Figure record extracts:
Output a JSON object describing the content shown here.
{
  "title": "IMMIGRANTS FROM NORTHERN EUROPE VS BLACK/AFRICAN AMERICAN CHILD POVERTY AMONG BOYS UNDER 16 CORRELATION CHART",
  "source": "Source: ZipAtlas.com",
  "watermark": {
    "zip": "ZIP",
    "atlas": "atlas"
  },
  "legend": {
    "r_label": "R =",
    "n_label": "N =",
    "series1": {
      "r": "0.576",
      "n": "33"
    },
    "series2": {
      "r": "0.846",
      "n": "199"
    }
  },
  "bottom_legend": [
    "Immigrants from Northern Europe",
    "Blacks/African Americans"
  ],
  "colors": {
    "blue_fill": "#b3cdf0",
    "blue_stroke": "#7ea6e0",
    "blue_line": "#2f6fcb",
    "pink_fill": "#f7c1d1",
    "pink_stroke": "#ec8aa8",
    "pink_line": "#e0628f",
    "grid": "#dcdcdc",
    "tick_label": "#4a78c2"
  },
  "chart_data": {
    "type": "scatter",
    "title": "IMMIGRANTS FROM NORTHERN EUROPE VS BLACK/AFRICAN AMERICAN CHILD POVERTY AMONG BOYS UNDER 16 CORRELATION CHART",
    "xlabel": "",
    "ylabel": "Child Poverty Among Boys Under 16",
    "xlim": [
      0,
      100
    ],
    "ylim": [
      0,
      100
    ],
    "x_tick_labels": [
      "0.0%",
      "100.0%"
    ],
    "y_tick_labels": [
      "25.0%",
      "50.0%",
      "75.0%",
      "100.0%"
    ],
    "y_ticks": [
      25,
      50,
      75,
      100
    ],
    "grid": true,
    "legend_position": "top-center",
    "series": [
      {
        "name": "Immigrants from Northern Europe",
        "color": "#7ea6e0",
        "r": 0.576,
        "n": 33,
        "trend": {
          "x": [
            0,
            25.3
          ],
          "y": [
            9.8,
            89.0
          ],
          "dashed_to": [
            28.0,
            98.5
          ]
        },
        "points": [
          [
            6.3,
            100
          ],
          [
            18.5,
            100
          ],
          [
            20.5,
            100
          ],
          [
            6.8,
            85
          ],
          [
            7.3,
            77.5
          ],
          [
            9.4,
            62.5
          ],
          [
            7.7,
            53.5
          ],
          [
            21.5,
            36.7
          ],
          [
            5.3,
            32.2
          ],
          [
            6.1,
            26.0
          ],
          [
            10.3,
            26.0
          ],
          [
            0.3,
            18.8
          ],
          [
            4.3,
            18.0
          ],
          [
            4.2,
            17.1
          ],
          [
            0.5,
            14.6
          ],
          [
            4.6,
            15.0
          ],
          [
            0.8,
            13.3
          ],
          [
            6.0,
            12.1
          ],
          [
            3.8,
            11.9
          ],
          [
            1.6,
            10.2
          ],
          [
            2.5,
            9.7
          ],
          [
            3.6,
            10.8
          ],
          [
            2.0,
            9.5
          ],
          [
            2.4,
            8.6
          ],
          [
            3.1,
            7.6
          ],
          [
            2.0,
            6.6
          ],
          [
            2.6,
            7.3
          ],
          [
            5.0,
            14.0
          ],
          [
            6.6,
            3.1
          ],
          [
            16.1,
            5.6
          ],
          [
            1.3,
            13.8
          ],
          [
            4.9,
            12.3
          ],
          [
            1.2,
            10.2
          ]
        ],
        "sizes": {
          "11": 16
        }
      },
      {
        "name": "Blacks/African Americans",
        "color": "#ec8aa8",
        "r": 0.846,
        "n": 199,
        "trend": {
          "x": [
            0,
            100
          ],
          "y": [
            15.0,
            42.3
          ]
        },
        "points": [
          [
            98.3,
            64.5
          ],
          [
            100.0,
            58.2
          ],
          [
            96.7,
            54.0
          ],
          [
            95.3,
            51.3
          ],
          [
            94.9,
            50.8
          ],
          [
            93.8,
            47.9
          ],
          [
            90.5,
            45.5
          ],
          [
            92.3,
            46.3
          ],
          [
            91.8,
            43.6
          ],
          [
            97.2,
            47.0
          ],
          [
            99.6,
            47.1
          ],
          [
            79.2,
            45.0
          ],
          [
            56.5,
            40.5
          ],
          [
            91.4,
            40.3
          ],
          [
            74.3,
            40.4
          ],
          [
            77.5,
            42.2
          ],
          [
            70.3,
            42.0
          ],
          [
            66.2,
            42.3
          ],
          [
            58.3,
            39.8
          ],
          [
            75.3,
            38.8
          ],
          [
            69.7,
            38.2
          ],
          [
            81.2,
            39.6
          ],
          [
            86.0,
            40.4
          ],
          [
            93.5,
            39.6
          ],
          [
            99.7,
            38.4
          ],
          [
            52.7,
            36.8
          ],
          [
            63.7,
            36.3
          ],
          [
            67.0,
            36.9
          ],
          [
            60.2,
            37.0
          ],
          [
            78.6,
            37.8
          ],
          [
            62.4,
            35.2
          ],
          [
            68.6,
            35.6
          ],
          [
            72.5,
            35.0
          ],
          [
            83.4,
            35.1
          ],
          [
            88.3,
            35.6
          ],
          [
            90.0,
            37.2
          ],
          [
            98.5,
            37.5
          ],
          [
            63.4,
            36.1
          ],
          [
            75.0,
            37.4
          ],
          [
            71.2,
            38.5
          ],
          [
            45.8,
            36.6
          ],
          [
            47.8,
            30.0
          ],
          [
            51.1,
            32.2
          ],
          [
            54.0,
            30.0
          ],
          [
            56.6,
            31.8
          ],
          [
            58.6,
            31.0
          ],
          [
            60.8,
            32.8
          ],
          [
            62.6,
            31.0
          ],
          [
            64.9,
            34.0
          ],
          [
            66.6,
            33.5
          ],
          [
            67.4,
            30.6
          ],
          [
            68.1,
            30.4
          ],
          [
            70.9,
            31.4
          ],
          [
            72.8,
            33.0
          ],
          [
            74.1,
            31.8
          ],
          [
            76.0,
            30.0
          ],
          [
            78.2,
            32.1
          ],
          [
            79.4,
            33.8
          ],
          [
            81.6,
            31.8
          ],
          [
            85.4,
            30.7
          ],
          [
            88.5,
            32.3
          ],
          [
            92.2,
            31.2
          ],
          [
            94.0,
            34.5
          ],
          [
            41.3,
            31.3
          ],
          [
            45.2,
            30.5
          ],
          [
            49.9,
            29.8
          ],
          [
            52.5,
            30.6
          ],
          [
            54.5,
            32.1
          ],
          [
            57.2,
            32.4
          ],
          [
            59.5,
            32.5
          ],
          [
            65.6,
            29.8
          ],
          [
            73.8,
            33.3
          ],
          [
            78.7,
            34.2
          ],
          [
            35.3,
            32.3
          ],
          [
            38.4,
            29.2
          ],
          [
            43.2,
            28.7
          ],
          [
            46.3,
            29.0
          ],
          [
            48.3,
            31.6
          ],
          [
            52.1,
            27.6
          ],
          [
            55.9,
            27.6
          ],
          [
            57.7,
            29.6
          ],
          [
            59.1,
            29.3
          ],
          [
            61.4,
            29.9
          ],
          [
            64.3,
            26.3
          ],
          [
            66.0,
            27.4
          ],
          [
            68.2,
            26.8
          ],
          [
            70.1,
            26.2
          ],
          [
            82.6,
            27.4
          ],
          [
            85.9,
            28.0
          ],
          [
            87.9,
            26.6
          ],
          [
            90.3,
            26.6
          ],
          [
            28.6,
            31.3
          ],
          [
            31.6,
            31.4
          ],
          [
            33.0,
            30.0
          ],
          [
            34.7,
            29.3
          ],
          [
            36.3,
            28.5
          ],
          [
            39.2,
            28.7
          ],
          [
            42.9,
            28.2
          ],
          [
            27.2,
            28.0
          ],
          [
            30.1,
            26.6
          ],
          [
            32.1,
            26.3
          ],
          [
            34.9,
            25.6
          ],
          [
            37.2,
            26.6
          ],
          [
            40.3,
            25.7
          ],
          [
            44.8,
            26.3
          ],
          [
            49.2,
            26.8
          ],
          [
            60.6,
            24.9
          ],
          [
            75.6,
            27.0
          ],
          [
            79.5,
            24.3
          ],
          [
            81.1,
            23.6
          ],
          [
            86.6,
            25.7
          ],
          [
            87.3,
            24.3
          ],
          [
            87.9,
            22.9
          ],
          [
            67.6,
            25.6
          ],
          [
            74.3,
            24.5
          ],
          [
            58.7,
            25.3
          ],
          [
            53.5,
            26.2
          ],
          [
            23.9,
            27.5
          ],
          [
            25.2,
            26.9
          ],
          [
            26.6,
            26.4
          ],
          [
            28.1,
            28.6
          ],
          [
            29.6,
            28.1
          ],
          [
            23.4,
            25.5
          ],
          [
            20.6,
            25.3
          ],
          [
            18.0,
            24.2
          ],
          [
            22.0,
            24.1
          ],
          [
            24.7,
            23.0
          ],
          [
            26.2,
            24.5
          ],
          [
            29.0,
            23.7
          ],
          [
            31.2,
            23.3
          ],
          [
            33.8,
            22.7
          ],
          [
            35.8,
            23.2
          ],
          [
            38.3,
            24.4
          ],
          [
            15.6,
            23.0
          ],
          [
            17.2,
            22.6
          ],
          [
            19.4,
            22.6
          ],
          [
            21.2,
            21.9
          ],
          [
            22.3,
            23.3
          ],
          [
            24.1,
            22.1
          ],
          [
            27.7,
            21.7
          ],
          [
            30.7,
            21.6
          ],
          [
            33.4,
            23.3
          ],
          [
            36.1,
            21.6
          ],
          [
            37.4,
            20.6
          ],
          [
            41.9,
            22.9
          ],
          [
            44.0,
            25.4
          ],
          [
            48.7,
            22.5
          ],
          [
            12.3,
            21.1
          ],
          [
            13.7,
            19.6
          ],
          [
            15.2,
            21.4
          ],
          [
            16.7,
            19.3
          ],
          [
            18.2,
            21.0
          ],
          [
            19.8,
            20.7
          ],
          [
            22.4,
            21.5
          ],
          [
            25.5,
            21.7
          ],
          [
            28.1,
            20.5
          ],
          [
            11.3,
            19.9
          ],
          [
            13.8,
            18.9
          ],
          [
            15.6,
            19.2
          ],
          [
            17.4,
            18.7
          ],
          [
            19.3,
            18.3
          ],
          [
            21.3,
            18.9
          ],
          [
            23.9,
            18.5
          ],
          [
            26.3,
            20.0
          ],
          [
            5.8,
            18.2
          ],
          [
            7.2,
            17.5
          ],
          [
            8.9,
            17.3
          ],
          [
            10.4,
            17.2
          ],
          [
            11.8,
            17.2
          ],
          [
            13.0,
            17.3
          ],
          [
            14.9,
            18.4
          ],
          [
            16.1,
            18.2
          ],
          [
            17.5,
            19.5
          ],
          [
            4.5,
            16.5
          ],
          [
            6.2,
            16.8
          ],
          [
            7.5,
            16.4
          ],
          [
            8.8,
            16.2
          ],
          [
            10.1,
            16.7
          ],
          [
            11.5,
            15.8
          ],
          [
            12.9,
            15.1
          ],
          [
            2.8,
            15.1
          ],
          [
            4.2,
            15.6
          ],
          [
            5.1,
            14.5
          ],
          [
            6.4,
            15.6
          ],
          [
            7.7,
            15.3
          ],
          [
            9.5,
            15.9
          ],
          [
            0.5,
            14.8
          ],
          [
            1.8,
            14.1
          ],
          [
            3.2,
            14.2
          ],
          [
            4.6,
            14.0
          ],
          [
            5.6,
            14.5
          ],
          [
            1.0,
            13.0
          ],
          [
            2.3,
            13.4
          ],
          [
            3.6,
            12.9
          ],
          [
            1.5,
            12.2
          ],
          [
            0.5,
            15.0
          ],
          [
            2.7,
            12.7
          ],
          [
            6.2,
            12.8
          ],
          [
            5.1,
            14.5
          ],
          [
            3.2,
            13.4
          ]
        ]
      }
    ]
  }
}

### Directions for this task
Lines containing the string "title" are to be selected and copied.

### Written response
  "title": "IMMIGRANTS FROM NORTHERN EUROPE VS BLACK/AFRICAN AMERICAN CHILD POVERTY AMONG BOYS UNDER 16 CORRELATION CHART",
    "title": "IMMIGRANTS FROM NORTHERN EUROPE VS BLACK/AFRICAN AMERICAN CHILD POVERTY AMONG BOYS UNDER 16 CORRELATION CHART",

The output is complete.